Exercise instructions: Below are some records. Copy every line in them that holds "Basic".

Input rows:
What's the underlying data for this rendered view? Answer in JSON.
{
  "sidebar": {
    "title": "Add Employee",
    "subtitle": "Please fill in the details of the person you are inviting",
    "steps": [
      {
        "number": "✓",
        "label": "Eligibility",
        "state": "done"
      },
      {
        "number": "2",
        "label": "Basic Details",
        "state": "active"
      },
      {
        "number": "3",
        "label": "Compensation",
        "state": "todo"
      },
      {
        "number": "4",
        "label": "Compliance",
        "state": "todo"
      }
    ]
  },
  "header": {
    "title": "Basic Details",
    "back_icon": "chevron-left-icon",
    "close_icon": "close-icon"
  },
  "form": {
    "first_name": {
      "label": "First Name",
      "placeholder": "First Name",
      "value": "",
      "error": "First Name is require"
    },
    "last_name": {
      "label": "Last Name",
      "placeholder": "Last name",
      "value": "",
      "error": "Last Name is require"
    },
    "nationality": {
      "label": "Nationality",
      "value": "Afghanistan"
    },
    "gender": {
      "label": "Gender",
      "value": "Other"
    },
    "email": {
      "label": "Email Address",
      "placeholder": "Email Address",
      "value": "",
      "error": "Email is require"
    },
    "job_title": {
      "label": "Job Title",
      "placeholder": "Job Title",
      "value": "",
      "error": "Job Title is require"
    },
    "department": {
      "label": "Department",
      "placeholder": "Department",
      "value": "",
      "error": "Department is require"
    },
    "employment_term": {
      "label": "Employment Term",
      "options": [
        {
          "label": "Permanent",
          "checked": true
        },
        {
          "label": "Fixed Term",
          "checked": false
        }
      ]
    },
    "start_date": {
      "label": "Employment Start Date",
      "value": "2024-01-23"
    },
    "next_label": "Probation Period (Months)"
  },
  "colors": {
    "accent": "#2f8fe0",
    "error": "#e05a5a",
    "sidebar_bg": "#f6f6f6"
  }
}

Exercise response:
        "label": "Basic Details",
    "title": "Basic Details",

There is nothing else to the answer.